TASK PROMPT: Repeat each line of the material below exactly as it appears, minus any pictures.

Stored records:
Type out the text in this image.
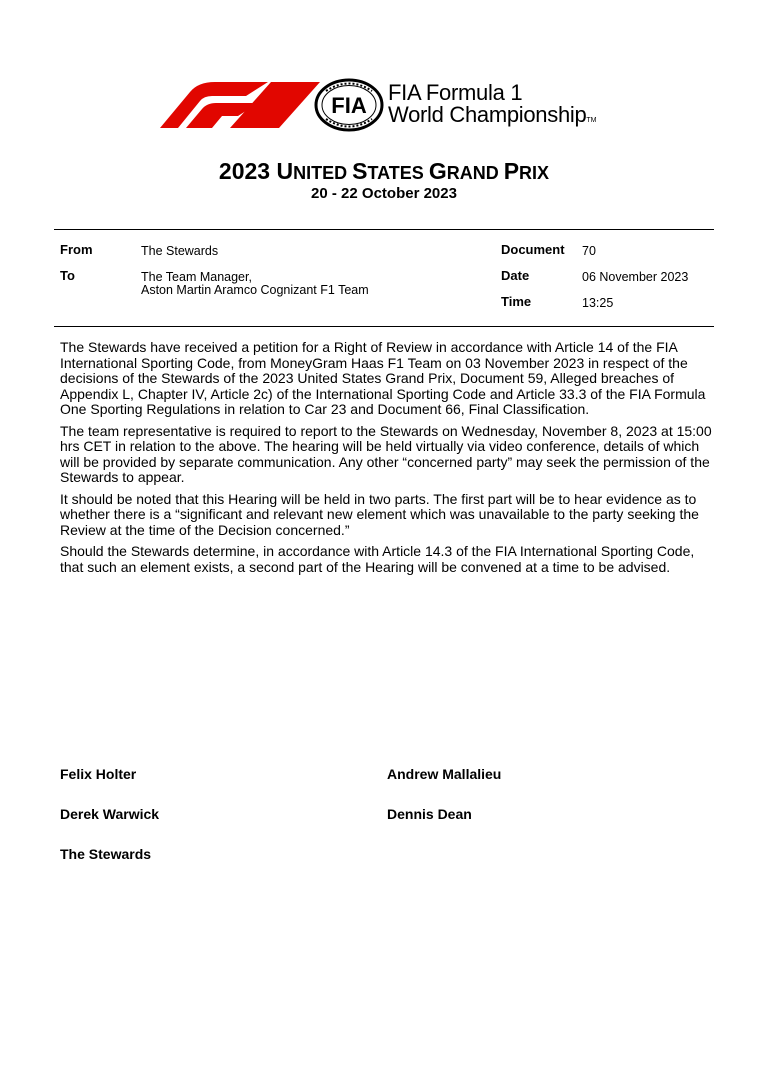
FIA
FIA Formula 1
World ChampionshipTM
2023 UNITED STATES GRAND PRIX
20 - 22 October 2023
From	The Stewards
To	The Team Manager,
Aston Martin Aramco Cognizant F1 Team
Document 70
Date	06 November 2023
Time	13:25

The Stewards have received a petition for a Right of Review in accordance with Article 14 of the FIA International Sporting Code, from MoneyGram Haas F1 Team on 03 November 2023 in respect of the decisions of the Stewards of the 2023 United States Grand Prix, Document 59, Alleged breaches of Appendix L, Chapter IV, Article 2c) of the International Sporting Code and Article 33.3 of the FIA Formula One Sporting Regulations in relation to Car 23 and Document 66, Final Classification.

The team representative is required to report to the Stewards on Wednesday, November 8, 2023 at 15:00 hrs CET in relation to the above. The hearing will be held virtually via video conference, details of which will be provided by separate communication. Any other “concerned party” may seek the permission of the Stewards to appear.

It should be noted that this Hearing will be held in two parts. The first part will be to hear evidence as to whether there is a “significant and relevant new element which was unavailable to the party seeking the Review at the time of the Decision concerned.”

Should the Stewards determine, in accordance with Article 14.3 of the FIA International Sporting Code, that such an element exists, a second part of the Hearing will be convened at a time to be advised.

Felix Holter	Andrew Mallalieu
Derek Warwick	Dennis Dean
The Stewards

TASK RESULT:
Type out the text in this image.
FIA
FIA Formula 1
World ChampionshipTM
2023 UNITED STATES GRAND PRIX
20 - 22 October 2023
From	The Stewards
To	The Team Manager,
Aston Martin Aramco Cognizant F1 Team
Document 70
Date	06 November 2023
Time	13:25

The Stewards have received a petition for a Right of Review in accordance with Article 14 of the FIA International Sporting Code, from MoneyGram Haas F1 Team on 03 November 2023 in respect of the decisions of the Stewards of the 2023 United States Grand Prix, Document 59, Alleged breaches of Appendix L, Chapter IV, Article 2c) of the International Sporting Code and Article 33.3 of the FIA Formula One Sporting Regulations in relation to Car 23 and Document 66, Final Classification.

The team representative is required to report to the Stewards on Wednesday, November 8, 2023 at 15:00 hrs CET in relation to the above. The hearing will be held virtually via video conference, details of which will be provided by separate communication. Any other “concerned party” may seek the permission of the Stewards to appear.

It should be noted that this Hearing will be held in two parts. The first part will be to hear evidence as to whether there is a “significant and relevant new element which was unavailable to the party seeking the Review at the time of the Decision concerned.”

Should the Stewards determine, in accordance with Article 14.3 of the FIA International Sporting Code, that such an element exists, a second part of the Hearing will be convened at a time to be advised.

Felix Holter	Andrew Mallalieu
Derek Warwick	Dennis Dean
The Stewards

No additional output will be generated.